Below is a block of records: output all of them exactly and leave out the pictures.

== Dataset extract

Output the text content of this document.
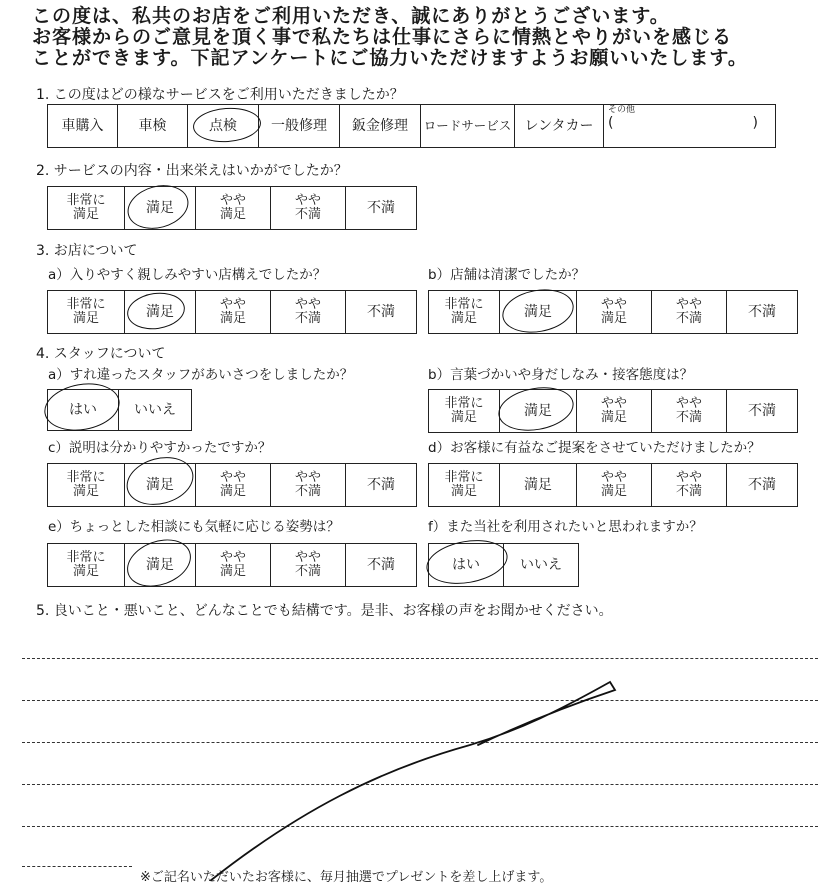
この度は、私共のお店をご利用いただき、誠にありがとうございます。
お客様からのご意見を頂く事で私たちは仕事にさらに情熱とやりがいを感じる
ことができます。下記アンケートにご協力いただけますようお願いいたします。
1. この度はどの様なサービスをご利用いただきましたか？
車購入	車検	点検	一般修理	鈑金修理	ロードサービス レンタカー
その他
(	)
2. サービスの内容・出来栄えはいかがでしたか？
非常に
満足	満足	やや
満足
やや
不満	不満
3. お店について
a）入りやすく親しみやすい店構えでしたか？
非常に
満足	満足	やや
満足
やや
不満	不満
b）店舗は清潔でしたか？
非常に
満足	満足	やや
満足
やや
不満	不満
4. スタッフについて
a）すれ違ったスタッフがあいさつをしましたか？
はい	いいえ
b）言葉づかいや身だしなみ・接客態度は？
非常に
満足	満足	やや
満足
やや
不満	不満
c）説明は分かりやすかったですか？
非常に
満足	満足	やや
満足
やや
不満	不満
d）お客様に有益なご提案をさせていただけましたか？
非常に
満足	満足	やや
満足
やや
不満	不満
e）ちょっとした相談にも気軽に応じる姿勢は？
非常に
満足	満足	やや
満足
やや
不満	不満
f）また当社を利用されたいと思われますか？
はい	いいえ
5. 良いこと・悪いこと、どんなことでも結構です。是非、お客様の声をお聞かせください。
※ご記名いただいたお客様に、毎月抽選でプレゼントを差し上げます。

====

**Answer for this exercise**.
Output the text content of this document.
この度は、私共のお店をご利用いただき、誠にありがとうございます。
お客様からのご意見を頂く事で私たちは仕事にさらに情熱とやりがいを感じる
ことができます。下記アンケートにご協力いただけますようお願いいたします。
1. この度はどの様なサービスをご利用いただきましたか？
車購入	車検	点検	一般修理	鈑金修理	ロードサービス レンタカー
その他
(	)
2. サービスの内容・出来栄えはいかがでしたか？
非常に
満足	満足	やや
満足
やや
不満	不満
3. お店について
a）入りやすく親しみやすい店構えでしたか？
非常に
満足	満足	やや
満足
やや
不満	不満
b）店舗は清潔でしたか？
非常に
満足	満足	やや
満足
やや
不満	不満
4. スタッフについて
a）すれ違ったスタッフがあいさつをしましたか？
はい	いいえ
b）言葉づかいや身だしなみ・接客態度は？
非常に
満足	満足	やや
満足
やや
不満	不満
c）説明は分かりやすかったですか？
非常に
満足	満足	やや
満足
やや
不満	不満
d）お客様に有益なご提案をさせていただけましたか？
非常に
満足	満足	やや
満足
やや
不満	不満
e）ちょっとした相談にも気軽に応じる姿勢は？
非常に
満足	満足	やや
満足
やや
不満	不満
f）また当社を利用されたいと思われますか？
はい	いいえ
5. 良いこと・悪いこと、どんなことでも結構です。是非、お客様の声をお聞かせください。
※ご記名いただいたお客様に、毎月抽選でプレゼントを差し上げます。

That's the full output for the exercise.